To do: Write out the whole listing exactly as it stands.

Supplied entries:
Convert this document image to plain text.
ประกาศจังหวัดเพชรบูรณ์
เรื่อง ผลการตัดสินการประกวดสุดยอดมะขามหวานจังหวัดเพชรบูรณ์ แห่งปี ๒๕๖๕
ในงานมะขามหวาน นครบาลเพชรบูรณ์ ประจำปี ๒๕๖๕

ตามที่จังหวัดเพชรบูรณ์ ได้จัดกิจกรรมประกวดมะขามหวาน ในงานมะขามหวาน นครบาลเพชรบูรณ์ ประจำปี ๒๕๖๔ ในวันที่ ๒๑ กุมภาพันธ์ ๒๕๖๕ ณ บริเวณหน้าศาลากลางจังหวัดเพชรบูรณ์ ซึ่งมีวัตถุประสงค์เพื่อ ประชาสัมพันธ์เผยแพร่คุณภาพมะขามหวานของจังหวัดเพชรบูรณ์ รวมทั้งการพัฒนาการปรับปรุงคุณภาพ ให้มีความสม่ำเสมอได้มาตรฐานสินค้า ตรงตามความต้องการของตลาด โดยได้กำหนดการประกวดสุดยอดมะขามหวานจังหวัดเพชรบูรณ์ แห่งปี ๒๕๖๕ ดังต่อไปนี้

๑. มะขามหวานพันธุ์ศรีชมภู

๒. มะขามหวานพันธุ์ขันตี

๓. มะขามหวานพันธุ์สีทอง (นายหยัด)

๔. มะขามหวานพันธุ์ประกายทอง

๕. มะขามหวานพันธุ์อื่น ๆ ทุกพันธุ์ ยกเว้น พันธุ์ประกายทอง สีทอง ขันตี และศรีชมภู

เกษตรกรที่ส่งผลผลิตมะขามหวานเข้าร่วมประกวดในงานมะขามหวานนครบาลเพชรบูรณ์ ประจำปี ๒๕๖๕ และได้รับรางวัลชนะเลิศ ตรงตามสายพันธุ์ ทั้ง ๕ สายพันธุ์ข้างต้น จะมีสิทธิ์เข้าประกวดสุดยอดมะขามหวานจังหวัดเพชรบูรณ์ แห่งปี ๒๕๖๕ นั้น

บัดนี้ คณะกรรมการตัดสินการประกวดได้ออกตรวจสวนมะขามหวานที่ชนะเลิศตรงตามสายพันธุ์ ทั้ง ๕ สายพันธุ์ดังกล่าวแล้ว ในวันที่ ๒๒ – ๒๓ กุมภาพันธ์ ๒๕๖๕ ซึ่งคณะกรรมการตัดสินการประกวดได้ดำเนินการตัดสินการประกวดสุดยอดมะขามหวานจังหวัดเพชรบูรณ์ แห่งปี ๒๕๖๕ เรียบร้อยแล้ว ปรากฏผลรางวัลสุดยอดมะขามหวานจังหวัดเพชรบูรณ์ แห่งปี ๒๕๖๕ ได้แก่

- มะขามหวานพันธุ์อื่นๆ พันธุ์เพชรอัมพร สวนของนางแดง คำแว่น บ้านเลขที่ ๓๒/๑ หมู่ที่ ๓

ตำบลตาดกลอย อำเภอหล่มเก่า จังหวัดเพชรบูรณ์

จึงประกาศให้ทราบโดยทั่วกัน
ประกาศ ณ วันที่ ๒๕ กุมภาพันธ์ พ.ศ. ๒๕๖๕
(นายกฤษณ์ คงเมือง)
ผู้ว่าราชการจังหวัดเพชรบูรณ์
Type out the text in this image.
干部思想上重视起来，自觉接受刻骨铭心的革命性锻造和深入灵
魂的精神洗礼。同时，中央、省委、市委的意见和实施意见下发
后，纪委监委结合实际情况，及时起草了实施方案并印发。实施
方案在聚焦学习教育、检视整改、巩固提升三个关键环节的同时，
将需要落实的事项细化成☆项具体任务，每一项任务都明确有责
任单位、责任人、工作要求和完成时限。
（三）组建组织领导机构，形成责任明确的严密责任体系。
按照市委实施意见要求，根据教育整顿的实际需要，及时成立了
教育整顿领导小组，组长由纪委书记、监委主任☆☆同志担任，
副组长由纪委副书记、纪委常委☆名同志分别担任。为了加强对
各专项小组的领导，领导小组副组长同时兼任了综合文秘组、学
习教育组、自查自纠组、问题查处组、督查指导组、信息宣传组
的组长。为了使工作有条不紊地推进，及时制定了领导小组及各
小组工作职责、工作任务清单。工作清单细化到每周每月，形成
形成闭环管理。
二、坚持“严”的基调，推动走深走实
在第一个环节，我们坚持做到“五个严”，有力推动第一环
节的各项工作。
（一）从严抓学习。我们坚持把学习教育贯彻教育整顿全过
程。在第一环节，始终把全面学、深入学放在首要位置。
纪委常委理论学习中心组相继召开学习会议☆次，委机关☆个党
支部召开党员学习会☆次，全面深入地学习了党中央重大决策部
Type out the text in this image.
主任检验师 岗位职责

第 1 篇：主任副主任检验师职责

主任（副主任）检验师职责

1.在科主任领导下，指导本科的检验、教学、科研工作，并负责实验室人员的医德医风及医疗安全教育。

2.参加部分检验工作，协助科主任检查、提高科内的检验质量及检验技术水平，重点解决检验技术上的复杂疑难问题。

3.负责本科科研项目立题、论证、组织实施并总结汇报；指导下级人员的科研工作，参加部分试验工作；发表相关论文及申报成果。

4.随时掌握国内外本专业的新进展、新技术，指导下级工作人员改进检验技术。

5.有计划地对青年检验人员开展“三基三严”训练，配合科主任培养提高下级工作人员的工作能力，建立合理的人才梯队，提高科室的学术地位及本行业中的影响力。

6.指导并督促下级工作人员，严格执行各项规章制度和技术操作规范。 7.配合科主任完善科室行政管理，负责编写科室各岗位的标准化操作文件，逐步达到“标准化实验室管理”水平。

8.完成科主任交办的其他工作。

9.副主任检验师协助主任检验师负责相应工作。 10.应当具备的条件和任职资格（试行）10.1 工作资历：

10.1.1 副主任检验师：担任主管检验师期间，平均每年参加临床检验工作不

Finished task:
Convert this document image to plain text.
ประกาศจังหวัดเพชรบูรณ์
เรื่อง ผลการตัดสินการประกวดสุดยอดมะขามหวานจังหวัดเพชรบูรณ์ แห่งปี ๒๕๖๕
ในงานมะขามหวาน นครบาลเพชรบูรณ์ ประจำปี ๒๕๖๕

ตามที่จังหวัดเพชรบูรณ์ ได้จัดกิจกรรมประกวดมะขามหวาน ในงานมะขามหวาน นครบาลเพชรบูรณ์ ประจำปี ๒๕๖๔ ในวันที่ ๒๑ กุมภาพันธ์ ๒๕๖๕ ณ บริเวณหน้าศาลากลางจังหวัดเพชรบูรณ์ ซึ่งมีวัตถุประสงค์เพื่อ ประชาสัมพันธ์เผยแพร่คุณภาพมะขามหวานของจังหวัดเพชรบูรณ์ รวมทั้งการพัฒนาการปรับปรุงคุณภาพ ให้มีความสม่ำเสมอได้มาตรฐานสินค้า ตรงตามความต้องการของตลาด โดยได้กำหนดการประกวดสุดยอดมะขามหวานจังหวัดเพชรบูรณ์ แห่งปี ๒๕๖๕ ดังต่อไปนี้

๑. มะขามหวานพันธุ์ศรีชมภู

๒. มะขามหวานพันธุ์ขันตี

๓. มะขามหวานพันธุ์สีทอง (นายหยัด)

๔. มะขามหวานพันธุ์ประกายทอง

๕. มะขามหวานพันธุ์อื่น ๆ ทุกพันธุ์ ยกเว้น พันธุ์ประกายทอง สีทอง ขันตี และศรีชมภู

เกษตรกรที่ส่งผลผลิตมะขามหวานเข้าร่วมประกวดในงานมะขามหวานนครบาลเพชรบูรณ์ ประจำปี ๒๕๖๕ และได้รับรางวัลชนะเลิศ ตรงตามสายพันธุ์ ทั้ง ๕ สายพันธุ์ข้างต้น จะมีสิทธิ์เข้าประกวดสุดยอดมะขามหวานจังหวัดเพชรบูรณ์ แห่งปี ๒๕๖๕ นั้น

บัดนี้ คณะกรรมการตัดสินการประกวดได้ออกตรวจสวนมะขามหวานที่ชนะเลิศตรงตามสายพันธุ์ ทั้ง ๕ สายพันธุ์ดังกล่าวแล้ว ในวันที่ ๒๒ – ๒๓ กุมภาพันธ์ ๒๕๖๕ ซึ่งคณะกรรมการตัดสินการประกวดได้ดำเนินการตัดสินการประกวดสุดยอดมะขามหวานจังหวัดเพชรบูรณ์ แห่งปี ๒๕๖๕ เรียบร้อยแล้ว ปรากฏผลรางวัลสุดยอดมะขามหวานจังหวัดเพชรบูรณ์ แห่งปี ๒๕๖๕ ได้แก่

- มะขามหวานพันธุ์อื่นๆ พันธุ์เพชรอัมพร สวนของนางแดง คำแว่น บ้านเลขที่ ๓๒/๑ หมู่ที่ ๓

ตำบลตาดกลอย อำเภอหล่มเก่า จังหวัดเพชรบูรณ์

จึงประกาศให้ทราบโดยทั่วกัน
ประกาศ ณ วันที่ ๒๕ กุมภาพันธ์ พ.ศ. ๒๕๖๕
(นายกฤษณ์ คงเมือง)
ผู้ว่าราชการจังหวัดเพชรบูรณ์
Type out the text in this image.
干部思想上重视起来，自觉接受刻骨铭心的革命性锻造和深入灵
魂的精神洗礼。同时，中央、省委、市委的意见和实施意见下发
后，纪委监委结合实际情况，及时起草了实施方案并印发。实施
方案在聚焦学习教育、检视整改、巩固提升三个关键环节的同时，
将需要落实的事项细化成☆项具体任务，每一项任务都明确有责
任单位、责任人、工作要求和完成时限。
（三）组建组织领导机构，形成责任明确的严密责任体系。
按照市委实施意见要求，根据教育整顿的实际需要，及时成立了
教育整顿领导小组，组长由纪委书记、监委主任☆☆同志担任，
副组长由纪委副书记、纪委常委☆名同志分别担任。为了加强对
各专项小组的领导，领导小组副组长同时兼任了综合文秘组、学
习教育组、自查自纠组、问题查处组、督查指导组、信息宣传组
的组长。为了使工作有条不紊地推进，及时制定了领导小组及各
小组工作职责、工作任务清单。工作清单细化到每周每月，形成
形成闭环管理。
二、坚持“严”的基调，推动走深走实
在第一个环节，我们坚持做到“五个严”，有力推动第一环
节的各项工作。
（一）从严抓学习。我们坚持把学习教育贯彻教育整顿全过
程。在第一环节，始终把全面学、深入学放在首要位置。
纪委常委理论学习中心组相继召开学习会议☆次，委机关☆个党
支部召开党员学习会☆次，全面深入地学习了党中央重大决策部
Type out the text in this image.
主任检验师 岗位职责

第 1 篇：主任副主任检验师职责

主任（副主任）检验师职责

1.在科主任领导下，指导本科的检验、教学、科研工作，并负责实验室人员的医德医风及医疗安全教育。

2.参加部分检验工作，协助科主任检查、提高科内的检验质量及检验技术水平，重点解决检验技术上的复杂疑难问题。

3.负责本科科研项目立题、论证、组织实施并总结汇报；指导下级人员的科研工作，参加部分试验工作；发表相关论文及申报成果。

4.随时掌握国内外本专业的新进展、新技术，指导下级工作人员改进检验技术。

5.有计划地对青年检验人员开展“三基三严”训练，配合科主任培养提高下级工作人员的工作能力，建立合理的人才梯队，提高科室的学术地位及本行业中的影响力。

6.指导并督促下级工作人员，严格执行各项规章制度和技术操作规范。 7.配合科主任完善科室行政管理，负责编写科室各岗位的标准化操作文件，逐步达到“标准化实验室管理”水平。

8.完成科主任交办的其他工作。

9.副主任检验师协助主任检验师负责相应工作。 10.应当具备的条件和任职资格（试行）10.1 工作资历：

10.1.1 副主任检验师：担任主管检验师期间，平均每年参加临床检验工作不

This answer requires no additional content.